Records about charts and figures ->

..............................

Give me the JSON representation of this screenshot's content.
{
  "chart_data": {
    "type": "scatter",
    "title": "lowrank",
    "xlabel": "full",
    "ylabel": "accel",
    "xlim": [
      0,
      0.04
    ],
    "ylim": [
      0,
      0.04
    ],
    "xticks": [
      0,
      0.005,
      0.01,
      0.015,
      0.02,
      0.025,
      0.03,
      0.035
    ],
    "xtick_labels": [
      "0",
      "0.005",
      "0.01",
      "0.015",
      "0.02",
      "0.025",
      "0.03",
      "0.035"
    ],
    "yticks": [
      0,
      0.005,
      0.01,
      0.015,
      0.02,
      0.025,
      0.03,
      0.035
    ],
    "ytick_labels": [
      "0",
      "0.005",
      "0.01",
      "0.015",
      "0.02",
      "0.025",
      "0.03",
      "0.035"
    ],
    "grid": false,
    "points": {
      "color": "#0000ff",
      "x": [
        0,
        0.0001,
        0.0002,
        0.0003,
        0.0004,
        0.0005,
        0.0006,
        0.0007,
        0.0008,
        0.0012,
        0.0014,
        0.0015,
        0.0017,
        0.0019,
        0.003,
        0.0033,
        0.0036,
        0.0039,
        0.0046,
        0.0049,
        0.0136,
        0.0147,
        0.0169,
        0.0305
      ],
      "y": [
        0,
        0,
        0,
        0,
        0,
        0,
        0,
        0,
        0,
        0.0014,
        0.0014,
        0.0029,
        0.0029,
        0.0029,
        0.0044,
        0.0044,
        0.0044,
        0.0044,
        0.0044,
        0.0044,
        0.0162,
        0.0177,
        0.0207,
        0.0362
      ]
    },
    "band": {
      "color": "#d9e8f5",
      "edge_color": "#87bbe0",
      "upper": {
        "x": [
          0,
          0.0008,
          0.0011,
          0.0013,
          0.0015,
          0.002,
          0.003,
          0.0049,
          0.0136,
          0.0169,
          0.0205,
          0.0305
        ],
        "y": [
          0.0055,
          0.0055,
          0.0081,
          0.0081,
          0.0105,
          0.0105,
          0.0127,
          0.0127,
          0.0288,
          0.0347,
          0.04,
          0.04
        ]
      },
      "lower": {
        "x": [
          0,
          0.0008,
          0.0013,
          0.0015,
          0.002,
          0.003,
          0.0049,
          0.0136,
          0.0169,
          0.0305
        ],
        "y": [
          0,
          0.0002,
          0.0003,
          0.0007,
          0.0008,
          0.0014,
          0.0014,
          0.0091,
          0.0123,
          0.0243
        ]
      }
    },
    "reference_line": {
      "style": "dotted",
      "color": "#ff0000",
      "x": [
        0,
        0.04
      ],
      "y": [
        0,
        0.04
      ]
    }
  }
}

..............................

WHAT IS REQUIRED -> Copy out the full material exactly as it appears.

REPLY TO THE TASK ->
Give me the JSON representation of this screenshot's content.
{
  "chart_data": {
    "type": "scatter",
    "title": "lowrank",
    "xlabel": "full",
    "ylabel": "accel",
    "xlim": [
      0,
      0.04
    ],
    "ylim": [
      0,
      0.04
    ],
    "xticks": [
      0,
      0.005,
      0.01,
      0.015,
      0.02,
      0.025,
      0.03,
      0.035
    ],
    "xtick_labels": [
      "0",
      "0.005",
      "0.01",
      "0.015",
      "0.02",
      "0.025",
      "0.03",
      "0.035"
    ],
    "yticks": [
      0,
      0.005,
      0.01,
      0.015,
      0.02,
      0.025,
      0.03,
      0.035
    ],
    "ytick_labels": [
      "0",
      "0.005",
      "0.01",
      "0.015",
      "0.02",
      "0.025",
      "0.03",
      "0.035"
    ],
    "grid": false,
    "points": {
      "color": "#0000ff",
      "x": [
        0,
        0.0001,
        0.0002,
        0.0003,
        0.0004,
        0.0005,
        0.0006,
        0.0007,
        0.0008,
        0.0012,
        0.0014,
        0.0015,
        0.0017,
        0.0019,
        0.003,
        0.0033,
        0.0036,
        0.0039,
        0.0046,
        0.0049,
        0.0136,
        0.0147,
        0.0169,
        0.0305
      ],
      "y": [
        0,
        0,
        0,
        0,
        0,
        0,
        0,
        0,
        0,
        0.0014,
        0.0014,
        0.0029,
        0.0029,
        0.0029,
        0.0044,
        0.0044,
        0.0044,
        0.0044,
        0.0044,
        0.0044,
        0.0162,
        0.0177,
        0.0207,
        0.0362
      ]
    },
    "band": {
      "color": "#d9e8f5",
      "edge_color": "#87bbe0",
      "upper": {
        "x": [
          0,
          0.0008,
          0.0011,
          0.0013,
          0.0015,
          0.002,
          0.003,
          0.0049,
          0.0136,
          0.0169,
          0.0205,
          0.0305
        ],
        "y": [
          0.0055,
          0.0055,
          0.0081,
          0.0081,
          0.0105,
          0.0105,
          0.0127,
          0.0127,
          0.0288,
          0.0347,
          0.04,
          0.04
        ]
      },
      "lower": {
        "x": [
          0,
          0.0008,
          0.0013,
          0.0015,
          0.002,
          0.003,
          0.0049,
          0.0136,
          0.0169,
          0.0305
        ],
        "y": [
          0,
          0.0002,
          0.0003,
          0.0007,
          0.0008,
          0.0014,
          0.0014,
          0.0091,
          0.0123,
          0.0243
        ]
      }
    },
    "reference_line": {
      "style": "dotted",
      "color": "#ff0000",
      "x": [
        0,
        0.04
      ],
      "y": [
        0,
        0.04
      ]
    }
  }
}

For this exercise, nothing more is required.